DESCRIPTION OF THE TASK — Tally the lines containing "data" and report the number alone.

MATERIAL PROVIDED —
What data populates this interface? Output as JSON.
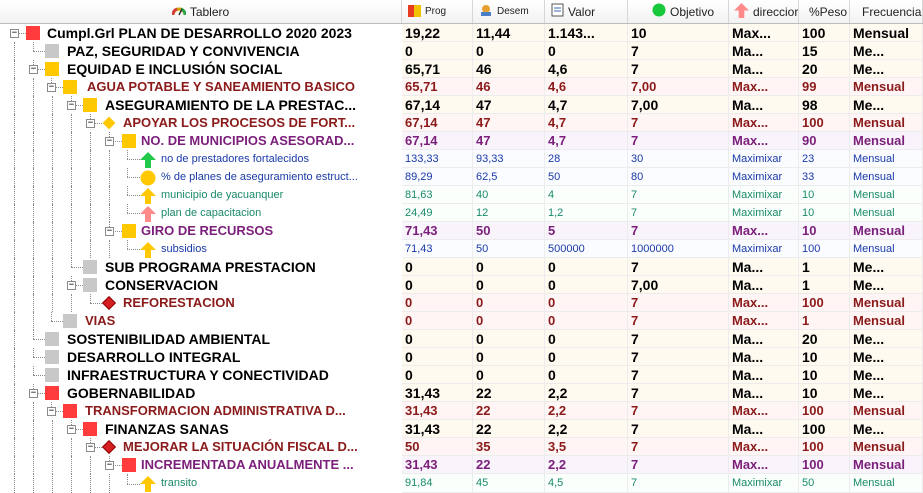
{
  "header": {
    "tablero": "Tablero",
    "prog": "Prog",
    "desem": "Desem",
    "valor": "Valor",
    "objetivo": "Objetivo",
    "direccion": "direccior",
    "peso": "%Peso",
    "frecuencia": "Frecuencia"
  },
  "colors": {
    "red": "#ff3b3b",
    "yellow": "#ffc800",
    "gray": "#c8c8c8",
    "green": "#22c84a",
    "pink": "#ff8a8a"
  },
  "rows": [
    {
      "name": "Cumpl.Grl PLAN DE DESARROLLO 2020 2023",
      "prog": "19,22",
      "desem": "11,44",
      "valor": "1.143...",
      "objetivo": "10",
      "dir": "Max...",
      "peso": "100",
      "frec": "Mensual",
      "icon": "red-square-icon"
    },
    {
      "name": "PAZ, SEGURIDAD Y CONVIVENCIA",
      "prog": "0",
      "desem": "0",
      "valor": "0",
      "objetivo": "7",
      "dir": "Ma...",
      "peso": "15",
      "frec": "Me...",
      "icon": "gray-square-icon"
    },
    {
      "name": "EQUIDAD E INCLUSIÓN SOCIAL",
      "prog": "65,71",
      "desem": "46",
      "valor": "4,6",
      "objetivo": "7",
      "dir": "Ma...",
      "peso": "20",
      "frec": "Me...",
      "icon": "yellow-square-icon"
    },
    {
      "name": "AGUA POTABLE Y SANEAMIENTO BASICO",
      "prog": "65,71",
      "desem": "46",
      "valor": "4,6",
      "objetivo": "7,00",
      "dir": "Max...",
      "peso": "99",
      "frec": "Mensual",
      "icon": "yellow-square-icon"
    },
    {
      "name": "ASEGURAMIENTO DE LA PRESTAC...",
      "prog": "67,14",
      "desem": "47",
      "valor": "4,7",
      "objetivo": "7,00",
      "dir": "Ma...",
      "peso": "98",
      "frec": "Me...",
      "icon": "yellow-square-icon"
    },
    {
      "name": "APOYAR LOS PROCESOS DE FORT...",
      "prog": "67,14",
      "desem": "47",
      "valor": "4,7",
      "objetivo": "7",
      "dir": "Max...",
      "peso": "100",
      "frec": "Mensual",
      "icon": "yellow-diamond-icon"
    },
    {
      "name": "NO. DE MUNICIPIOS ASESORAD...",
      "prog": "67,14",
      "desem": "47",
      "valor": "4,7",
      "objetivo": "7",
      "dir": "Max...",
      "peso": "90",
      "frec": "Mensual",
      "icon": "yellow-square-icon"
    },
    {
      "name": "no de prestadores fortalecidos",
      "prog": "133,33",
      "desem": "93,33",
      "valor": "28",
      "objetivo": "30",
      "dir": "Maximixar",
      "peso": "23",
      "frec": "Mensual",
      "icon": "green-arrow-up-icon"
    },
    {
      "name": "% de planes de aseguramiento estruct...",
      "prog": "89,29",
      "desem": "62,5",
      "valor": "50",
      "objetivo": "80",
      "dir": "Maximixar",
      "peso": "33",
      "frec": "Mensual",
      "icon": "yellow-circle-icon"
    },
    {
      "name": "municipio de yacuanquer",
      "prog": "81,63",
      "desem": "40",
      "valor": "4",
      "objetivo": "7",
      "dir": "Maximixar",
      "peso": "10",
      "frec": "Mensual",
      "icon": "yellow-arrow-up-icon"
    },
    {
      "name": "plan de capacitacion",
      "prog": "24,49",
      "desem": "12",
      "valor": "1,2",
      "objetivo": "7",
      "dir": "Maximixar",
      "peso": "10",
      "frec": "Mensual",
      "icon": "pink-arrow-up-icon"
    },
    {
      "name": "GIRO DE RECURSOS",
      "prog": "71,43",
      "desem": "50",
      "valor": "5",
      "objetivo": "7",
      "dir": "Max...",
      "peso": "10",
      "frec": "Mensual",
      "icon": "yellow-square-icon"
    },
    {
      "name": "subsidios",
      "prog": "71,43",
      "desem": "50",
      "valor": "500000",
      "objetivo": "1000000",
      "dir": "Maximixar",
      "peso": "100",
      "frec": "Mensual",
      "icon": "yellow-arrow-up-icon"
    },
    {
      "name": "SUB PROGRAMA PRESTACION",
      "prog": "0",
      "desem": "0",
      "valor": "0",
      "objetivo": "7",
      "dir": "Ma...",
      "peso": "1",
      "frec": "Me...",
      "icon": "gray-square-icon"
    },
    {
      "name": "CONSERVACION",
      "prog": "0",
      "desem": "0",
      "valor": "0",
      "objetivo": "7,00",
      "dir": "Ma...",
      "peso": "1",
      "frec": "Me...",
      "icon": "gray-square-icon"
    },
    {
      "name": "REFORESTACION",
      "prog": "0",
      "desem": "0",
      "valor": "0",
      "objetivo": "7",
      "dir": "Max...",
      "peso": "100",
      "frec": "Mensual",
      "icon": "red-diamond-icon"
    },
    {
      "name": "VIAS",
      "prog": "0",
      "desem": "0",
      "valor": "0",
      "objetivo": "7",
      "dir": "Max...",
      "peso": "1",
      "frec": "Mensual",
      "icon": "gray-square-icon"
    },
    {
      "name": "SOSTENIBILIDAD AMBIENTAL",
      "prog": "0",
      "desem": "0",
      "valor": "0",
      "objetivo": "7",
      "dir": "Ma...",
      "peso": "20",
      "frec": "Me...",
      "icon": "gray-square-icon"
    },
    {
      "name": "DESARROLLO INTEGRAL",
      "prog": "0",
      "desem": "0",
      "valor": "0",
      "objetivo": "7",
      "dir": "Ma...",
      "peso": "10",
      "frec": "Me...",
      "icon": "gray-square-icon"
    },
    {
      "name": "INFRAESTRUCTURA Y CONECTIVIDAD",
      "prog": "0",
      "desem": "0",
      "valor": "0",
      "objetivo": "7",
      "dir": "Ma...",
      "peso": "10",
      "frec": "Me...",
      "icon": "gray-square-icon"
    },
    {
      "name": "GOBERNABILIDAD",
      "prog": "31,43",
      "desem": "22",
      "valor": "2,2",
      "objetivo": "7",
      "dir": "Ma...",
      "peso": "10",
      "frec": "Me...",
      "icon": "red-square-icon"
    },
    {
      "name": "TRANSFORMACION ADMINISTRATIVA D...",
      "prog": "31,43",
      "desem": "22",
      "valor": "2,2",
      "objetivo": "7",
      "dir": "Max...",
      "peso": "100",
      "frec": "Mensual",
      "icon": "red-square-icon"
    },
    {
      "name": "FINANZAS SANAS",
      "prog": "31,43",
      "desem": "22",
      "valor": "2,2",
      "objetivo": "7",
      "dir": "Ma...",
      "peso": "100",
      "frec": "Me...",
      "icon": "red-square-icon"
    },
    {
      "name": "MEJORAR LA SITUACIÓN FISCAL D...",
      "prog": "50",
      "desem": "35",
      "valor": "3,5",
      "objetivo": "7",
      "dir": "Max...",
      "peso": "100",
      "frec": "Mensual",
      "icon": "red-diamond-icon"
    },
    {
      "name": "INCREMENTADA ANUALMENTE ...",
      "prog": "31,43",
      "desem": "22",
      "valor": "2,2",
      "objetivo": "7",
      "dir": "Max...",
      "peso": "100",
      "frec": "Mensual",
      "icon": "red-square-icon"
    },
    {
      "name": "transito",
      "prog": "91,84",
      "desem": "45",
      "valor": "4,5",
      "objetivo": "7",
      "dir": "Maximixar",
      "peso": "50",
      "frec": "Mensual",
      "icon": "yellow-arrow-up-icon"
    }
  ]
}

==

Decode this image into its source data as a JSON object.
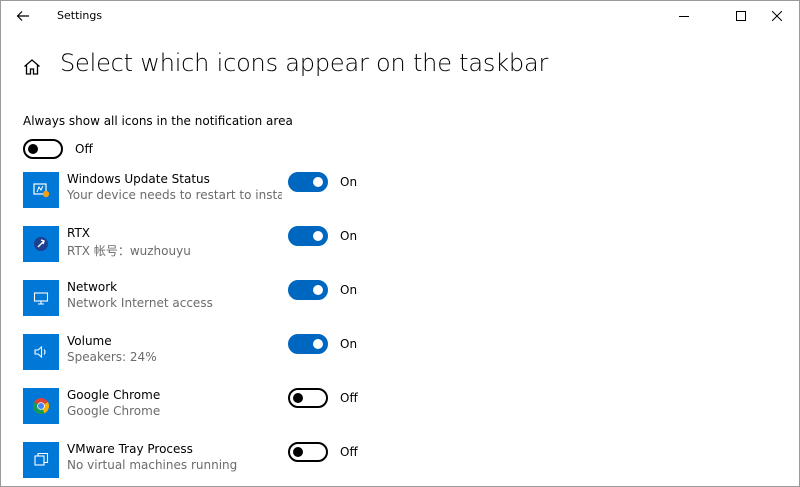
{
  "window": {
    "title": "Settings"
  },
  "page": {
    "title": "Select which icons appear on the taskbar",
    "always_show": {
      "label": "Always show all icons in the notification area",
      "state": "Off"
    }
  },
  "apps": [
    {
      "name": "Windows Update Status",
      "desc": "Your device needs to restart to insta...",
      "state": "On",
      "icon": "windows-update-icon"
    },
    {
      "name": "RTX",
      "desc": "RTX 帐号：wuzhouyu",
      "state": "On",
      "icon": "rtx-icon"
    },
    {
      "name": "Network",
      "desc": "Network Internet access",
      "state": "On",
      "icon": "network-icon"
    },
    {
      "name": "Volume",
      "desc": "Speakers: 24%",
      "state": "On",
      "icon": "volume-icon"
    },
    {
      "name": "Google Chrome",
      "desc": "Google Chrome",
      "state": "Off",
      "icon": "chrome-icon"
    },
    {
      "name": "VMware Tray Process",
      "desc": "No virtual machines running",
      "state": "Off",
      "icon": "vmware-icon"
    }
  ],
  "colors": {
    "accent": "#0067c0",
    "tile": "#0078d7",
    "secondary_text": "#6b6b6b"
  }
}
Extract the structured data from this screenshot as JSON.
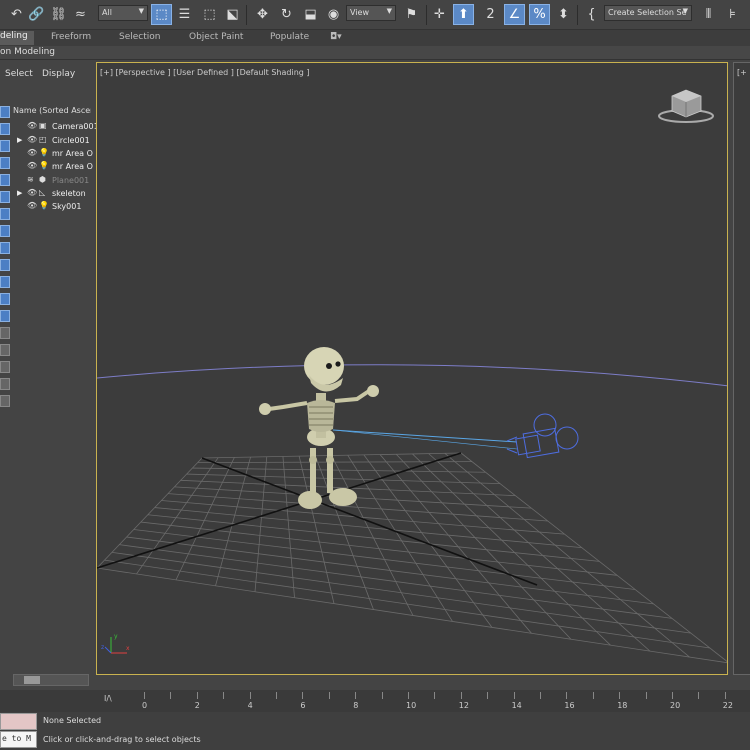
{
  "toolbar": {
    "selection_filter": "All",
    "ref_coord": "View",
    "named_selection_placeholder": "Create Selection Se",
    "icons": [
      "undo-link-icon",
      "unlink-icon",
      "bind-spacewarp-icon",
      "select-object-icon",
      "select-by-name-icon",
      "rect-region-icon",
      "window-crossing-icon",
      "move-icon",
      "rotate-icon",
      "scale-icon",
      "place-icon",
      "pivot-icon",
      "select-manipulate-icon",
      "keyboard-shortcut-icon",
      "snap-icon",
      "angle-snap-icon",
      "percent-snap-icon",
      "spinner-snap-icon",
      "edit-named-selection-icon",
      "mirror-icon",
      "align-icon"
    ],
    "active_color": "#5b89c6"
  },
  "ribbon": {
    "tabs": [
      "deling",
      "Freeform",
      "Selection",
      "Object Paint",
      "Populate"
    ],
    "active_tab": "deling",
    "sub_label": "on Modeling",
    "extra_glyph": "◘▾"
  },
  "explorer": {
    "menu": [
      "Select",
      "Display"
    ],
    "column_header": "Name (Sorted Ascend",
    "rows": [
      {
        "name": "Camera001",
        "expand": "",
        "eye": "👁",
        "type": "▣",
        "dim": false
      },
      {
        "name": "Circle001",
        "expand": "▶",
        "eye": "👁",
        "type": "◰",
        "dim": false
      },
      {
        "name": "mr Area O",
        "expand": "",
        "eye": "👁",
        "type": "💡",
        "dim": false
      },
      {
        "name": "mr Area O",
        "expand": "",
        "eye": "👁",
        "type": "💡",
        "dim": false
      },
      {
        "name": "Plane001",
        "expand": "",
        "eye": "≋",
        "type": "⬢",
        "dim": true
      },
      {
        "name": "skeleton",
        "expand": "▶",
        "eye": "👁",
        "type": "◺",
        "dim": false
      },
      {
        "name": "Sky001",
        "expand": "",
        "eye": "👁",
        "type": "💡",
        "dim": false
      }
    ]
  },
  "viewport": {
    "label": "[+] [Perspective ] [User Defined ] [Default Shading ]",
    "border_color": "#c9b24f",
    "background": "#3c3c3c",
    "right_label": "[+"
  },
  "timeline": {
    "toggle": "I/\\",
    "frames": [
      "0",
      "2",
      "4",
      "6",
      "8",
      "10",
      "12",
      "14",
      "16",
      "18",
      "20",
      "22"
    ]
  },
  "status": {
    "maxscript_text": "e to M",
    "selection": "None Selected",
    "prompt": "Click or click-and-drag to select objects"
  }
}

REPLY — 3